##### DATA SECTION #####
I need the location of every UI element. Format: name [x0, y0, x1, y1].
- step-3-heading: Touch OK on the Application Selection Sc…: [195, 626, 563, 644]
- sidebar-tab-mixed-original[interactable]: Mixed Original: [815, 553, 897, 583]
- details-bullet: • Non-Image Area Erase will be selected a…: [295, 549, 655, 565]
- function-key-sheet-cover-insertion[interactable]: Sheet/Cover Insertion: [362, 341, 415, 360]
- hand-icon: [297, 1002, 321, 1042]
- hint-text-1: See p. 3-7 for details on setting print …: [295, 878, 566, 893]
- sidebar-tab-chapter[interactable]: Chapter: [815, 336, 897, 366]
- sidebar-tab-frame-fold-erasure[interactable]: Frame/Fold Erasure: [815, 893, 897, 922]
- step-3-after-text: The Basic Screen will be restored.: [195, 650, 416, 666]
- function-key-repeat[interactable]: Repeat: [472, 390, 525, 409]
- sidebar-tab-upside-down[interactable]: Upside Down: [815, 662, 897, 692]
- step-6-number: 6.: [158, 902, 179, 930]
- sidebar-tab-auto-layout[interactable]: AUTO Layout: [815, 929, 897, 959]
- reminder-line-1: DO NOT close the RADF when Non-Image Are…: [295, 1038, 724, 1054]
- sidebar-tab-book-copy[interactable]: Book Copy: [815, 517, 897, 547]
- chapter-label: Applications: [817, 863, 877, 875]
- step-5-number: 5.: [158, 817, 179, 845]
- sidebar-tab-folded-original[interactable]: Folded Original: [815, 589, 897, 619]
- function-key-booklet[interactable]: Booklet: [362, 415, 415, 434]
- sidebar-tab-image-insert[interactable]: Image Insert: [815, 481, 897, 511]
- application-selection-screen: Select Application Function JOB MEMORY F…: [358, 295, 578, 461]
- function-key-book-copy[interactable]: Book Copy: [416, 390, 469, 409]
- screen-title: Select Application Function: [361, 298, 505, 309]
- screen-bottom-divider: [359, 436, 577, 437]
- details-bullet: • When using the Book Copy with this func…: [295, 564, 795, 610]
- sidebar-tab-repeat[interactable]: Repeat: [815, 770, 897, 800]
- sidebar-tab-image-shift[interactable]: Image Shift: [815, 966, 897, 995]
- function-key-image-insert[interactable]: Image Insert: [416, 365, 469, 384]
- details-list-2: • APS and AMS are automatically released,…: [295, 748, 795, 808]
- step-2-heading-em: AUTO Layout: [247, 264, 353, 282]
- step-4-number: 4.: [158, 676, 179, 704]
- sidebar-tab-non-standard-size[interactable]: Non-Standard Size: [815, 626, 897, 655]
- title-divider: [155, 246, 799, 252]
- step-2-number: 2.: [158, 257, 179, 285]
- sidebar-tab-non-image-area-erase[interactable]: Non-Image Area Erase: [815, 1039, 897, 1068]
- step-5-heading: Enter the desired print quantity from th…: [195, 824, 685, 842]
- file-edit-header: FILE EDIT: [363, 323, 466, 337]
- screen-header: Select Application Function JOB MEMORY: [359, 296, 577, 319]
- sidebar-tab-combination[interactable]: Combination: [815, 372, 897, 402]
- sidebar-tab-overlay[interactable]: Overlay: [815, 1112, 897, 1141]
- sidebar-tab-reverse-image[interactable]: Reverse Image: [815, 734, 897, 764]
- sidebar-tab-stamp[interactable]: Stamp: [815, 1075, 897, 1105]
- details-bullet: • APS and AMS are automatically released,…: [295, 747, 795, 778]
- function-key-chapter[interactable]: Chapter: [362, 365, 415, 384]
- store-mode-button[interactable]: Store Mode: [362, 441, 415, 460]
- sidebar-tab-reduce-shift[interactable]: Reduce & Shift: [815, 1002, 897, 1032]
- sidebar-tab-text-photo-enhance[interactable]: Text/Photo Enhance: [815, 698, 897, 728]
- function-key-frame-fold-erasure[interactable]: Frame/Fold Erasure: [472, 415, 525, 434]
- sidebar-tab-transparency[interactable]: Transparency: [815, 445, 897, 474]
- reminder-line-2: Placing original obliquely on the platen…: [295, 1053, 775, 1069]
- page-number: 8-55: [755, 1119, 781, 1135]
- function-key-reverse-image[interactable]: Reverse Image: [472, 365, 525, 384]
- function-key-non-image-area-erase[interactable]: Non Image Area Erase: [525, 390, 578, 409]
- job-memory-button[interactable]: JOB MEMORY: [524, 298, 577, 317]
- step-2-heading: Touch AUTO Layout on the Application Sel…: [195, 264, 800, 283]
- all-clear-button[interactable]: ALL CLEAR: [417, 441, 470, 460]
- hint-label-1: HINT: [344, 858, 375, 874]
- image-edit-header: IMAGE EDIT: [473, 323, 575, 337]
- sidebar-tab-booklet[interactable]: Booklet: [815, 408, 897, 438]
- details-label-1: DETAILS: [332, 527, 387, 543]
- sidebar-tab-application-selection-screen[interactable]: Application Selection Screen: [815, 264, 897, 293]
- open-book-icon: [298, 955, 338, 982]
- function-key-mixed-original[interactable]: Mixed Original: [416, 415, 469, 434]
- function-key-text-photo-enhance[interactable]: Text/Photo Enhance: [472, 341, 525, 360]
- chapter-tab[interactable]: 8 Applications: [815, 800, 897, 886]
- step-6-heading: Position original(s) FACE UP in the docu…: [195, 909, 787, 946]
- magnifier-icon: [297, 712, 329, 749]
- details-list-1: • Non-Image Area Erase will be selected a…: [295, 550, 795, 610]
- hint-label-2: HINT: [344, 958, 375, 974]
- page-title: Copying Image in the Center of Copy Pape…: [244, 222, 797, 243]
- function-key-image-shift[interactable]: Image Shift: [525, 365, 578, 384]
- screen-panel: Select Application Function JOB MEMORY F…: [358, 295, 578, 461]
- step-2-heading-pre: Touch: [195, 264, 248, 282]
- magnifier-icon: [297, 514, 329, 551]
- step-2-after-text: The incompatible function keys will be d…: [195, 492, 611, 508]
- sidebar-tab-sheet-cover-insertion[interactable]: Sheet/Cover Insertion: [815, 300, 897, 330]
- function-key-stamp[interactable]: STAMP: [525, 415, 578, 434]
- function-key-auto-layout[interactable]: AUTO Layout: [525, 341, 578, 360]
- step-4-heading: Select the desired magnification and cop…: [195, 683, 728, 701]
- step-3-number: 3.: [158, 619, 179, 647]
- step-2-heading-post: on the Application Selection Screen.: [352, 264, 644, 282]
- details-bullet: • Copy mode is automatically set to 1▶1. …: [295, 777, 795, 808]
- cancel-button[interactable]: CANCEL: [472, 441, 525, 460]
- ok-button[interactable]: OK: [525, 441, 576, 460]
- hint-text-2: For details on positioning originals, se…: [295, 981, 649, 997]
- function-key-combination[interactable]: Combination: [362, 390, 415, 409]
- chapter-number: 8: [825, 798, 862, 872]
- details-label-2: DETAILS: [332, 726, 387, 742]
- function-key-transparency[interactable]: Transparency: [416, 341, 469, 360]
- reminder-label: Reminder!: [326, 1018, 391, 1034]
#####
*EXERCISE BRIEF*. Copy the listing word for word, from its first line through the line containing "- details-bullet: • Non-Image".

*COMPLETE ANSWER*.
I need the location of every UI element. Format: name [x0, y0, x1, y1].
- step-3-heading: Touch OK on the Application Selection Sc…: [195, 626, 563, 644]
- sidebar-tab-mixed-original[interactable]: Mixed Original: [815, 553, 897, 583]
- details-bullet: • Non-Image Area Erase will be selected a…: [295, 549, 655, 565]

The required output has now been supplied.